> _Direction_: Continue the opinion piece on Jamaica's agriculture, picking up after its final paragraph.

> _Extract_:
JAMAICA'S Agriculture at a Crossroads: Breaking the Cycle of Unfulfilled Promise Says Lenworth Fulton

It's time to stop lamenting agricultural failures and start building on the successes we already have
KINGSTON, Jamaica, September 26, 2025 — Jamaica's agricultural sector tells a story of contradictions. While we perpetually bemoan the collapse of traditional export crops and cooperative failures, we conveniently ignore a remarkable achievement: our farmers produced approximately 800,000 tons of food in 2021/22, along with adequate supplies of broiler meat, eggs, and pork. This isn't failure—it's the foundation for food security we've been desperately seeking.
Yet this production triumph remains undermined by systemic failures that have plagued our agricultural sector for decades. The time for excuses has passed; Jamaica needs bold solutions to unlock agriculture's potential to feed both our people and our crucial tourism sector.
Success Stories We're Not Celebrating
The ALEX marketing platform, a collaborative effort between RADA and the Tourism Enhancement Fund, proves that innovative approaches work. Since early 2024, this platform has generated over $100 million in sales, connecting farmers directly with the hotel sector. This isn't just impressive—it's transformational proof that modern marketing and distribution can revolutionize how we approach agricultural commerce.
But ALEX remains an isolated success in a sea of inefficiency. Most farmers still depend on exploitative middlemen who profit while producers struggle. This cycle continues because farmers remain reluctant to join progressive organizations like JAS or cooperatives that could strengthen their negotiating power and market access.
The Financial Stranglehold
The elephant in the room is our crippled financial system. For forty years, farmers have faced an impossible barrier: no access to capital. The People's Cooperative Bank, once agriculture's financial lifeline, now operates as a shadow of its former self, while no other financial institution shows genuine interest in agricultural lending.
This isn't just disappointing—it's economically destructive. The PC Bank must urgently reorganize and seek capital through the stock market, making funds available to farmers online. Furthermore, PC Bank should issue a prospectus for bond placements, collaborating with entities like the Agricultural Insurance Company to target agro-park development.
Individual subsectors—citrus, banana, mango, cattle, small ruminants—should partner with financial houses to prepare prospectuses for private funding. If we can finance hotels and shopping centers, we can certainly finance food production.
Management Failures and Missed Opportunities
Project management in agriculture has become a textbook case of how not to implement development initiatives. The Essex Valley Irrigation System, signed as an EU grant by the late Roger Clarke, remains incomplete years later. This unconscionable delay has robbed farmers of increased productivity and rural communities of desperately needed employment.
The solution requires professional accountability. Jamaica's trained agriculturalists must establish a professional organization similar to the Bar Association or Master Builders Association, providing a pool of qualified project managers instead of relying on political cronies and unqualified friends.

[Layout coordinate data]
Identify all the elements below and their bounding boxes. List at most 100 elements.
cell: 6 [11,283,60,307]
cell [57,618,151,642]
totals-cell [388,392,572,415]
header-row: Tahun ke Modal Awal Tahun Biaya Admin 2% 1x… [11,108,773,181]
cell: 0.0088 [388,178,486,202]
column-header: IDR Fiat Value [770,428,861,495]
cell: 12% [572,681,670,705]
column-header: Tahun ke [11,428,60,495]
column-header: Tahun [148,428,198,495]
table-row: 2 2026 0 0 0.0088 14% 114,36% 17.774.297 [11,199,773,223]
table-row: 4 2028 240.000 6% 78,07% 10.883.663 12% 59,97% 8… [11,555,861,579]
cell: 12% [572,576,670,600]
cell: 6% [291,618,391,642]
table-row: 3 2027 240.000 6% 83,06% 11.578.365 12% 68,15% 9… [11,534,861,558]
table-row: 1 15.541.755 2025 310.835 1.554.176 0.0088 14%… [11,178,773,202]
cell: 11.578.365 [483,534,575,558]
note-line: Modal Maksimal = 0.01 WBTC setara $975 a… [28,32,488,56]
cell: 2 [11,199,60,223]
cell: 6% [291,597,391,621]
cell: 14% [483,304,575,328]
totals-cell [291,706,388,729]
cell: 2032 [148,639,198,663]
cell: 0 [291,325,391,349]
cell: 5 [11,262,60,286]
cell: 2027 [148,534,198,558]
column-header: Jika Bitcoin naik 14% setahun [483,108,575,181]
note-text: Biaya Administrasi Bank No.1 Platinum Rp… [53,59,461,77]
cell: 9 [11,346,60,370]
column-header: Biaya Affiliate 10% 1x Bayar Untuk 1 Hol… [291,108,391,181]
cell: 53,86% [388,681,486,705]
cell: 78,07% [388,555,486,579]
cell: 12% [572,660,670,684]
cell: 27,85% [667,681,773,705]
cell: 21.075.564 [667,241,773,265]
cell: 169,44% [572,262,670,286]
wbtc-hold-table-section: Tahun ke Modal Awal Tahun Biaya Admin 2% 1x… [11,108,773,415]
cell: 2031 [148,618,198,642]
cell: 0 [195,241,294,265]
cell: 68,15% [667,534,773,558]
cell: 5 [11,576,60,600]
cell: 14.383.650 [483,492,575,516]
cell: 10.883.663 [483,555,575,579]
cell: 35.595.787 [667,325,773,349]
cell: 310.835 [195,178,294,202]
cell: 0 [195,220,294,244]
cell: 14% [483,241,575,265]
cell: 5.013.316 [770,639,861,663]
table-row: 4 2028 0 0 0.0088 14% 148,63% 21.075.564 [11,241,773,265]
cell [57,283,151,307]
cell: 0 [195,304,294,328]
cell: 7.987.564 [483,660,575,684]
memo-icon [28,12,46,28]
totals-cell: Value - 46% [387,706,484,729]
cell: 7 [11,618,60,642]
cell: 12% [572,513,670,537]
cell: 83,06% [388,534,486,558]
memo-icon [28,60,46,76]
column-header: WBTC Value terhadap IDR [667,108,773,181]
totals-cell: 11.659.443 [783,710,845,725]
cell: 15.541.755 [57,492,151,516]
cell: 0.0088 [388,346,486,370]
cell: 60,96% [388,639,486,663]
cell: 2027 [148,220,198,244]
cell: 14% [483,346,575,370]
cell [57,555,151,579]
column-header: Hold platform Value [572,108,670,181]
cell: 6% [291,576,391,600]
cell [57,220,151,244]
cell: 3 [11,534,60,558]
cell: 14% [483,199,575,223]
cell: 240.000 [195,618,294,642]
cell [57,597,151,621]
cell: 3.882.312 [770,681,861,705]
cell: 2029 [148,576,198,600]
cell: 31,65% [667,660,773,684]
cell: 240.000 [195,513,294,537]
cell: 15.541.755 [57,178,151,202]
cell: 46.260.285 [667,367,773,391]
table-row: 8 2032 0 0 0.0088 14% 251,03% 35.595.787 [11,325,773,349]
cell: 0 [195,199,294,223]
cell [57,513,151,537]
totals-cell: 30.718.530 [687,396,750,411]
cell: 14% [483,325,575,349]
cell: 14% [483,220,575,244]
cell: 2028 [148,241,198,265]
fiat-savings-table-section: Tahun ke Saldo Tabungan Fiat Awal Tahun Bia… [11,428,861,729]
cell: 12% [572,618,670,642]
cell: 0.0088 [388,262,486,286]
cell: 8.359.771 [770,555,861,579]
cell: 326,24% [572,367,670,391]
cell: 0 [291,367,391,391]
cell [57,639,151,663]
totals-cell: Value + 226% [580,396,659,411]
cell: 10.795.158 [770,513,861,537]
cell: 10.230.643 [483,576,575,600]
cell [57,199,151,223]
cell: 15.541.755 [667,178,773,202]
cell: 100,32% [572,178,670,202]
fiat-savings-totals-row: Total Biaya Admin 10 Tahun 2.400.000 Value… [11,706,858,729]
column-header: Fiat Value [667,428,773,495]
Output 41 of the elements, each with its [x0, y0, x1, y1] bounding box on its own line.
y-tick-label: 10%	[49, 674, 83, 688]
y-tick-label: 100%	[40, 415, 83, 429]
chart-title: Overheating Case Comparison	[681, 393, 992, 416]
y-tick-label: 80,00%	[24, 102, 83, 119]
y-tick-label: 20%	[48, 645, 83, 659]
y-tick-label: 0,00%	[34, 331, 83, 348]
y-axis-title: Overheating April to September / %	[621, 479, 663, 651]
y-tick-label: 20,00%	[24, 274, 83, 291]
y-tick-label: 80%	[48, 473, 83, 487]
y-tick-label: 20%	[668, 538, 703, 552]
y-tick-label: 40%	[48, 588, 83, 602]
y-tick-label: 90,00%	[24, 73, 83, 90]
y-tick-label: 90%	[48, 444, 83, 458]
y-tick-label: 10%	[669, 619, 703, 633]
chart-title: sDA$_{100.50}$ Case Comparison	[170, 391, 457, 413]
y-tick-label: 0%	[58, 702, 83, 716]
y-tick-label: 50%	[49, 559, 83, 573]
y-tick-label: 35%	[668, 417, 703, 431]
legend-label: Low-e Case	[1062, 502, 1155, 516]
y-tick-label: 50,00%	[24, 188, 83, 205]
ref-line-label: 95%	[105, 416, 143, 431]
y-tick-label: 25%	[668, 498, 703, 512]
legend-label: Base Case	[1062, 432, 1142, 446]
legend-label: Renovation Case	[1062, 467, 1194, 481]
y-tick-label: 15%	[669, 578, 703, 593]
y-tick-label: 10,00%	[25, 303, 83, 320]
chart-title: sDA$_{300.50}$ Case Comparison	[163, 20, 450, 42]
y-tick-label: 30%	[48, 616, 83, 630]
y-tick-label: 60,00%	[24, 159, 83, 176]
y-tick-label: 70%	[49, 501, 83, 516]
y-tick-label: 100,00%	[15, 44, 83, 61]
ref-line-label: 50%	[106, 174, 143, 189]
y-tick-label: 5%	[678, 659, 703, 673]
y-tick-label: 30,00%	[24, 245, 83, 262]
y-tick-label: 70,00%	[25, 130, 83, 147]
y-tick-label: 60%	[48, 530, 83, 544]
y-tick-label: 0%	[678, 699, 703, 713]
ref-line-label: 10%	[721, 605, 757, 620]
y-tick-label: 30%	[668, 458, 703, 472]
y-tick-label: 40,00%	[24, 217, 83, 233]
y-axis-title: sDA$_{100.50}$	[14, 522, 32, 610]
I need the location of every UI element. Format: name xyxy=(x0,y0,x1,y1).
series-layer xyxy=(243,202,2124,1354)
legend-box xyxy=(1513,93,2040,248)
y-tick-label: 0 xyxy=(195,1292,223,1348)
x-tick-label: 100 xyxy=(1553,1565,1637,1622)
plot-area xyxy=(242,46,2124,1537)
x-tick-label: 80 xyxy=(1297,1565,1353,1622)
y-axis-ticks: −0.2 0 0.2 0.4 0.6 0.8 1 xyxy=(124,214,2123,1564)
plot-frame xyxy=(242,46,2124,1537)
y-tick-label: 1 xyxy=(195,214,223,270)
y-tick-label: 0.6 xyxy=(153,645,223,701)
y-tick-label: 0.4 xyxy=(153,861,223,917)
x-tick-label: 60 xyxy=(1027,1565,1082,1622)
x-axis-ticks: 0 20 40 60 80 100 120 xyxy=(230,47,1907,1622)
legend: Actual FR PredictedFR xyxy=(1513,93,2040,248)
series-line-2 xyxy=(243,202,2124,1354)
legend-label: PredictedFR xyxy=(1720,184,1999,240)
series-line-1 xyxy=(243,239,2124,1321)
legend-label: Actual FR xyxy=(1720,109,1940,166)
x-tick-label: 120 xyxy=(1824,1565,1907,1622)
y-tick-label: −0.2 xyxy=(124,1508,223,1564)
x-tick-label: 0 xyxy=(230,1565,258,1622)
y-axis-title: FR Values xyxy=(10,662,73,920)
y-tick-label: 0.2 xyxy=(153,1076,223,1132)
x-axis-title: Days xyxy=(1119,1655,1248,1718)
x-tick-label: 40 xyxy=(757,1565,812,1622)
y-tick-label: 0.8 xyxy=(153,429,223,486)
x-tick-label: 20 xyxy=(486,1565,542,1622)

> _Output below_:
Land Use Priorities: Housing vs. Food Security
Jamaica faces a fundamental policy contradiction: while preaching food security, we continue converting prime agricultural land—particularly former sugar estates—into housing developments. This short-sighted approach sacrifices long-term food production capacity for immediate development profits.
Former sugar lands represent some of our most fertile, well-irrigated agricultural real estate. Converting these lands to housing is not just economically wasteful—it's strategically dangerous. Food security requires secure land tenure for agricultural use, not piecemeal development that fragments our most productive agricultural zones.
Perhaps we should explore the mandatory practice of reserving a fixed percentage of housing development lands for agricultural development in an effort to further our national food secutity solution. After all which is more important? Food or shelter?
The Technology Revolution We're Missing
While other Caribbean nations embrace technological agriculture, Jamaica remains locked in traditional farming methods that limit productivity and climate resilience. The future of food security lies in controlled environment agriculture: greenhouses, hydroponics, and vertical farming systems that maximize yield per square foot while conserving water and reducing pesticide use.
These technologies aren't experimental—they're proven solutions that could transform Jamaica's agricultural output while making our food system more resilient to climate change. Government policy should incentivize this technological pivot instead of treating farming as an exclusively outdoor, rain-dependent activity.
Storage: The Silent Productivity Killer
Storage inadequacies represent perhaps our most overlooked crisis. Coffee cannot be stored alongside onions, pimento, or ginger, yet we lack dedicated facilities for each commodity. Shockingly, JACRA, tasked with coffee quality control, operates without a dedicated coffee warehouse—a situation that virtually guarantees post-harvest losses.
The 2023 onion crisis, where small farmers across the island suffered devastating post-harvest losses, should serve as a wake-up call. Onions are a priority crop with widespread small farmer participation, yet we provide no adequate storage infrastructure.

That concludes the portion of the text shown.